Search the material below for the string "Tributação" and extract each line that has it.
++++ Exercise input
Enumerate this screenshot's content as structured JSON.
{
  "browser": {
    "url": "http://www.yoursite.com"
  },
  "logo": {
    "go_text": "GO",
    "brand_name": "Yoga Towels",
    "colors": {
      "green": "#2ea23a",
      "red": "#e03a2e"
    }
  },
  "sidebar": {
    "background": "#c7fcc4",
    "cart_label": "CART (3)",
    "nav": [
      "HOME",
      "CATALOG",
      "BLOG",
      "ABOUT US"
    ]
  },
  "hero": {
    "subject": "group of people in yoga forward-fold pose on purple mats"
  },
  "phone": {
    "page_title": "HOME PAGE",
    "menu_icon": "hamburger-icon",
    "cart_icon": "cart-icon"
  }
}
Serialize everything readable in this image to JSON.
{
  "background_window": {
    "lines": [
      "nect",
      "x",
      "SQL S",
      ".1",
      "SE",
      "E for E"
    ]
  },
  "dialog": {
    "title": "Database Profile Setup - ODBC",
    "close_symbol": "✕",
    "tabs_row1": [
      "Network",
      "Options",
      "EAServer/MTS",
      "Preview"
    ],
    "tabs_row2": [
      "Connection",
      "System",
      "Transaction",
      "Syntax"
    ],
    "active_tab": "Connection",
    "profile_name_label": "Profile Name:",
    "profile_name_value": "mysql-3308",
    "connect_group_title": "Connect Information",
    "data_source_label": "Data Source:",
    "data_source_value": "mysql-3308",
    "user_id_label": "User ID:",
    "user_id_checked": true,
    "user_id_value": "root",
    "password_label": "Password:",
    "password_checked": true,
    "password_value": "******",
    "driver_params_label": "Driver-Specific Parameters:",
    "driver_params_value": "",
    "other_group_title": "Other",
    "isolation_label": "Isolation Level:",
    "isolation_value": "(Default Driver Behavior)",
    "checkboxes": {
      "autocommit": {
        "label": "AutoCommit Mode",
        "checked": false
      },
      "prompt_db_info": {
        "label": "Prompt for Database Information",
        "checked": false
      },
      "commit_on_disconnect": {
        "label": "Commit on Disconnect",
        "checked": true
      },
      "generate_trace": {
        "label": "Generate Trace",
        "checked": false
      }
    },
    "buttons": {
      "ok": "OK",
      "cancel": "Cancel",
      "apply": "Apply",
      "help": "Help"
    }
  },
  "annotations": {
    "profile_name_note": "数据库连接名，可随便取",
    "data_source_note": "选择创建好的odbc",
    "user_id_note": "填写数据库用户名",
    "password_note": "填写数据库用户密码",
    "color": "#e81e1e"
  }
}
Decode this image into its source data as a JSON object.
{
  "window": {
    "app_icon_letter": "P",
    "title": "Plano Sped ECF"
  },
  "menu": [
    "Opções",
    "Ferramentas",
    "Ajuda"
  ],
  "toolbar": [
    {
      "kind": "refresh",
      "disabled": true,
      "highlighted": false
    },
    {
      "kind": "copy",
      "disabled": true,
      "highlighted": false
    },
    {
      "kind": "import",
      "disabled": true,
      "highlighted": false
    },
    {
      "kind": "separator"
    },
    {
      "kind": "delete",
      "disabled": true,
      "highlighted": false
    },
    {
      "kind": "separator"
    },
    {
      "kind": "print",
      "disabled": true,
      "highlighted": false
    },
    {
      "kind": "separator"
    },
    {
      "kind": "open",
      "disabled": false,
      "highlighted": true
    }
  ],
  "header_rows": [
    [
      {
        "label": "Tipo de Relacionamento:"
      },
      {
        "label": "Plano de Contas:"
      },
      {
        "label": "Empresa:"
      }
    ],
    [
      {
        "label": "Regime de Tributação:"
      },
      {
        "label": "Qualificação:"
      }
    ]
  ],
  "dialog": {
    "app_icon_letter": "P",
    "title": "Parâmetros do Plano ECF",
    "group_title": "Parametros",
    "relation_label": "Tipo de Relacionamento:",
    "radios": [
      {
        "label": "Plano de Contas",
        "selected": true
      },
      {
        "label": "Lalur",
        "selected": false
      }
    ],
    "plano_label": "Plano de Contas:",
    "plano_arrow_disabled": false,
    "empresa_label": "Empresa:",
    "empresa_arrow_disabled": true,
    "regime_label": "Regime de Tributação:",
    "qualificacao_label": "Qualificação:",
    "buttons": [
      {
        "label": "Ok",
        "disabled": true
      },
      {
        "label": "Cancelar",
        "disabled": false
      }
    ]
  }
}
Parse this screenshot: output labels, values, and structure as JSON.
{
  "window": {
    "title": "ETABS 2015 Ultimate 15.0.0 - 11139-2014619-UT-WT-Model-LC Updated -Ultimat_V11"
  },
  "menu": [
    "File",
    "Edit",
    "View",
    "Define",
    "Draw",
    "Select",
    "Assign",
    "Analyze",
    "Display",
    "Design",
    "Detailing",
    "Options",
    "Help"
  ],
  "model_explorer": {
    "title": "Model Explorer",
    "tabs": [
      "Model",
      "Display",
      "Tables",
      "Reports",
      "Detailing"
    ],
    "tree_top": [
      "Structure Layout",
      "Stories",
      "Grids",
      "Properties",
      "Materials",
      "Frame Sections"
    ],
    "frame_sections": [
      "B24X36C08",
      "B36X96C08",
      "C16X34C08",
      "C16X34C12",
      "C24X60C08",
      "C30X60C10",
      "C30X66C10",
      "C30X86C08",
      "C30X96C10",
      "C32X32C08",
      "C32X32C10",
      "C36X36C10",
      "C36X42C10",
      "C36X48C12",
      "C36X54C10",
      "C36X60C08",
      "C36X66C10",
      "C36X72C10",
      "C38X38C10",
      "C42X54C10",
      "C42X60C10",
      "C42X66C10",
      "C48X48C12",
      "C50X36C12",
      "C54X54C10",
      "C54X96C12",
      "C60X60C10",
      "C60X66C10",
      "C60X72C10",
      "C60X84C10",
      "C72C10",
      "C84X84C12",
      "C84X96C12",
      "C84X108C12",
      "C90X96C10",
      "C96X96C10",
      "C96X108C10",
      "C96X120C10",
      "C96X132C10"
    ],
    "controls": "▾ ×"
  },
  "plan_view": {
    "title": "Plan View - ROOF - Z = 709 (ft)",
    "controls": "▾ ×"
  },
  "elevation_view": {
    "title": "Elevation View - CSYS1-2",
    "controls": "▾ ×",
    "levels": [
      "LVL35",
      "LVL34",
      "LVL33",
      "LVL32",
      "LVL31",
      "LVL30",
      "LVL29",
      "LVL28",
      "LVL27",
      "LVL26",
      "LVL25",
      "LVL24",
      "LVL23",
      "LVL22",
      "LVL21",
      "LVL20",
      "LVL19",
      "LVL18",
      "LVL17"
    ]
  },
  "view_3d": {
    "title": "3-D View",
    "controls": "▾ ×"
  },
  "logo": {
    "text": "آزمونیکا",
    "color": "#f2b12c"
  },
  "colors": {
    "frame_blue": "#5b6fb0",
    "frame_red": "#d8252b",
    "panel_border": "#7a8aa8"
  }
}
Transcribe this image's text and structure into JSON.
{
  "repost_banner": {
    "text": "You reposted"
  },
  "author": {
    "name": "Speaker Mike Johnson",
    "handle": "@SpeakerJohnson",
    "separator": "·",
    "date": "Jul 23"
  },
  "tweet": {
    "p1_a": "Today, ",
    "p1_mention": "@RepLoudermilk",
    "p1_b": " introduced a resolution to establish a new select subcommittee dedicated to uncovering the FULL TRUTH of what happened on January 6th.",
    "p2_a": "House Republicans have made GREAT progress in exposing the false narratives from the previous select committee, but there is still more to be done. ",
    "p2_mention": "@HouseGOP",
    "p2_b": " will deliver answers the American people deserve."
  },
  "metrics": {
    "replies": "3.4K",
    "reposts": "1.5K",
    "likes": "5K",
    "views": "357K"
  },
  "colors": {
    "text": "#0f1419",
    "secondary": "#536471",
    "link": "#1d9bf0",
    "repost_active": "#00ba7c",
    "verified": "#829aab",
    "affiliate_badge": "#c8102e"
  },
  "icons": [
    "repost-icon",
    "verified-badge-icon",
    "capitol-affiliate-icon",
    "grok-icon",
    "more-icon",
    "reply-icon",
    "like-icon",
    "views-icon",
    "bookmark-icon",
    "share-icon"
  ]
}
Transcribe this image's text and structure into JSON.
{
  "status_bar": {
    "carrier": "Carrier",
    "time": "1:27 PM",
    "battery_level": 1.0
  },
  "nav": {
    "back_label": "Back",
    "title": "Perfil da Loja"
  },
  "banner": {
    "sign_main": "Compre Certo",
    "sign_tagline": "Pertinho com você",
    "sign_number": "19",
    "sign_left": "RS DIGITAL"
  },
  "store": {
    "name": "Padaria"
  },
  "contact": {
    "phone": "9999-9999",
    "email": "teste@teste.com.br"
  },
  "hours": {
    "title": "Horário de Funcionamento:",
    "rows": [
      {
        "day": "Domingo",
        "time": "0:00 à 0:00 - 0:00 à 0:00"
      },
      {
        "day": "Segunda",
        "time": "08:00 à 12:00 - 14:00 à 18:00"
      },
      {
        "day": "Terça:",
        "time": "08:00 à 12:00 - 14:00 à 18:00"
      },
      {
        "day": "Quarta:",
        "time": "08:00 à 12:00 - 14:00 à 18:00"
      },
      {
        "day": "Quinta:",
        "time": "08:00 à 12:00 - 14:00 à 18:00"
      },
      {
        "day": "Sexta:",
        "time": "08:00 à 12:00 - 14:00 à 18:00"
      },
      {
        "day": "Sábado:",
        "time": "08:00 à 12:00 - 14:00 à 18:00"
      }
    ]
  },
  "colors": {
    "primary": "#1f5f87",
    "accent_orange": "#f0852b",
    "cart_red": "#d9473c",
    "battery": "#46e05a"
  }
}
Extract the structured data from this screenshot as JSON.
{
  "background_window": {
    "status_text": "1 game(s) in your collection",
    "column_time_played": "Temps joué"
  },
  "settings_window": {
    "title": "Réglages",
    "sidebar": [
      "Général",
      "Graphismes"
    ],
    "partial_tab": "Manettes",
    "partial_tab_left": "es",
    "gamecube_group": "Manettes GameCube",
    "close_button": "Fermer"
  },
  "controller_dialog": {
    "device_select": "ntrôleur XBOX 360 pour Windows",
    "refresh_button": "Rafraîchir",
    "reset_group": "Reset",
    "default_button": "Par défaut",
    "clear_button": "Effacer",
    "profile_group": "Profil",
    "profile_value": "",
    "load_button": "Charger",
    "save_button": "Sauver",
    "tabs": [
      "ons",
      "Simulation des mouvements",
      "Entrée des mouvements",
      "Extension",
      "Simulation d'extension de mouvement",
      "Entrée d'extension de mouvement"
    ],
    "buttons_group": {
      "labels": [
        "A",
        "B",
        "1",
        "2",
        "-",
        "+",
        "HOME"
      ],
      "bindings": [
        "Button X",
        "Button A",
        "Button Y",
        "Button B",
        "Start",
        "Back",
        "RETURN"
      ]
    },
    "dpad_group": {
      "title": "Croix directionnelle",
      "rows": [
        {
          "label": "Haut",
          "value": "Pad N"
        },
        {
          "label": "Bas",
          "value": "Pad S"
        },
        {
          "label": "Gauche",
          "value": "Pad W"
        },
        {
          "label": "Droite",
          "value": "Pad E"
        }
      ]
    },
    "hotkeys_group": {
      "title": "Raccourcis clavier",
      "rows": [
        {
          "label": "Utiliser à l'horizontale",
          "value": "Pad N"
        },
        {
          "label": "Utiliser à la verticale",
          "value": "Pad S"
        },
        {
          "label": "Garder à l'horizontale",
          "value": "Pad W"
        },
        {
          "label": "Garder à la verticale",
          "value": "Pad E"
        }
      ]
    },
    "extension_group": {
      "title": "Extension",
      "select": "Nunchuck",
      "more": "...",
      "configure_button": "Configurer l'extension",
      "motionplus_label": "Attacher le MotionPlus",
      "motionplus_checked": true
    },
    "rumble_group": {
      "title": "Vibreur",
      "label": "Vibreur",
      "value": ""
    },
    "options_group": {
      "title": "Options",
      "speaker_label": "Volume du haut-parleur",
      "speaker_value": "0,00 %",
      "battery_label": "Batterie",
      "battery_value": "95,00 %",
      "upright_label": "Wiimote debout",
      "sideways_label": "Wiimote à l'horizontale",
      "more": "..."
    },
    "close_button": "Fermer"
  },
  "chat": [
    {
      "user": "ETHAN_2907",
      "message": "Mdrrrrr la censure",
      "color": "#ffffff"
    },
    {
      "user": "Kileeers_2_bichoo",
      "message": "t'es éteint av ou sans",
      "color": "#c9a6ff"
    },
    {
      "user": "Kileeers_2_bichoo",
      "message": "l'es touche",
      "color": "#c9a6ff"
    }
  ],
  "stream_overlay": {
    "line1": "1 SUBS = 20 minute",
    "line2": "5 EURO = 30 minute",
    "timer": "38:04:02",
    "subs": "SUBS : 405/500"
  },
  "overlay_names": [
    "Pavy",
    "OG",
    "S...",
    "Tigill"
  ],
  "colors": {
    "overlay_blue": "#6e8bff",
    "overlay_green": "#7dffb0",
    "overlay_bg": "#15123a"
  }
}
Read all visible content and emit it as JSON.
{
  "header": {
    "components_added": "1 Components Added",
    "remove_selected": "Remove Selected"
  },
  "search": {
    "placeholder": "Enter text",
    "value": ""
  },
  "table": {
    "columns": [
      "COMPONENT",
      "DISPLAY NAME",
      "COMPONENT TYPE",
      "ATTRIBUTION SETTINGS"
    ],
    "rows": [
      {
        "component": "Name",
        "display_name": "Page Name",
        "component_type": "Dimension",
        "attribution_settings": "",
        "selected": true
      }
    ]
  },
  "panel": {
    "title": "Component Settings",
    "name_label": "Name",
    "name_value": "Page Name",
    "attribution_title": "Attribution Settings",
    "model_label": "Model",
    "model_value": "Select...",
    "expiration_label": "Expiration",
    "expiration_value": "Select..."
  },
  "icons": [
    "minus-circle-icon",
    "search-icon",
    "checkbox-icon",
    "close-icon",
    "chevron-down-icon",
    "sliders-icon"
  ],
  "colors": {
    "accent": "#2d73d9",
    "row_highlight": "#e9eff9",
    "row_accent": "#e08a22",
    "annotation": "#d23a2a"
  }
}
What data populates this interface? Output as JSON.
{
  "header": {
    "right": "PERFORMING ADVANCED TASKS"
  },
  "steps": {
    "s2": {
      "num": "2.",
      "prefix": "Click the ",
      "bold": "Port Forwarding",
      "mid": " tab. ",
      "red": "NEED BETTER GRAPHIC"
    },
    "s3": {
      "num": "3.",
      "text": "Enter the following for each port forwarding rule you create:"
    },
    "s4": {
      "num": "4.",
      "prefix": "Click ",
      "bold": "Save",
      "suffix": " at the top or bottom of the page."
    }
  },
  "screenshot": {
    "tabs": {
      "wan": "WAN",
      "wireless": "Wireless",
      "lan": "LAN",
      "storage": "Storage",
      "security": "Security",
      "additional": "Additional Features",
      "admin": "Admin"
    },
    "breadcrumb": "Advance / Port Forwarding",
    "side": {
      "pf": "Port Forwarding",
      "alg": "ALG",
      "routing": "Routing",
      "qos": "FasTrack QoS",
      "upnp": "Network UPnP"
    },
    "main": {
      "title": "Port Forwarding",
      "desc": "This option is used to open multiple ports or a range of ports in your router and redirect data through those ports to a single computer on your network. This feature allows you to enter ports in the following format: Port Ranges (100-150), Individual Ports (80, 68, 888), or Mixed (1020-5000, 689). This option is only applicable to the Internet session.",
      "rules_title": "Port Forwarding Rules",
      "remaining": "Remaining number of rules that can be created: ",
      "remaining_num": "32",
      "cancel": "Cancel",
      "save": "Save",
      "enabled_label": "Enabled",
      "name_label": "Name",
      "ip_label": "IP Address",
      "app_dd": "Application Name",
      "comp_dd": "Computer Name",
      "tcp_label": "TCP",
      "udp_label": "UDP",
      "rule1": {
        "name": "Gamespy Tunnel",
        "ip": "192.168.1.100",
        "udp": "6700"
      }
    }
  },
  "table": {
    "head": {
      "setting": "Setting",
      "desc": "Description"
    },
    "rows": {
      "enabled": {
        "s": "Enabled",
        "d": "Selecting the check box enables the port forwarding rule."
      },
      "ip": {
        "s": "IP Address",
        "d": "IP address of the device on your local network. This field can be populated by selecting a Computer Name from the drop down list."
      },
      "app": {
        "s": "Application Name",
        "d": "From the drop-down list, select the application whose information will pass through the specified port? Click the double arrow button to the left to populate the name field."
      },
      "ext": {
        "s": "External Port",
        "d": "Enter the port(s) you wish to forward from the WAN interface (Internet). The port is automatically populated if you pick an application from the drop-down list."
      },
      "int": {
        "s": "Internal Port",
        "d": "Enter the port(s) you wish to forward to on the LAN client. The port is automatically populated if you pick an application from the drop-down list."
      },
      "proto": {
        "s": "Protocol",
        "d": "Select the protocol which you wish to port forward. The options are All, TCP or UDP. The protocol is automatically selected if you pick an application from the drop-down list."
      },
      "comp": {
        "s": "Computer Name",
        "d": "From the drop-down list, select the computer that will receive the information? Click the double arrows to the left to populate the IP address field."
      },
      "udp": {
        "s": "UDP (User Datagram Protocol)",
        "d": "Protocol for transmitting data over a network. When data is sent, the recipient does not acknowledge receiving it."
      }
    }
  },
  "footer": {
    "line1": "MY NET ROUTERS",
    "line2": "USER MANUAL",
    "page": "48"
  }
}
++++++++
• [Expected output]
        "label": "Regime de Tributação:"
    "regime_label": "Regime de Tributação:",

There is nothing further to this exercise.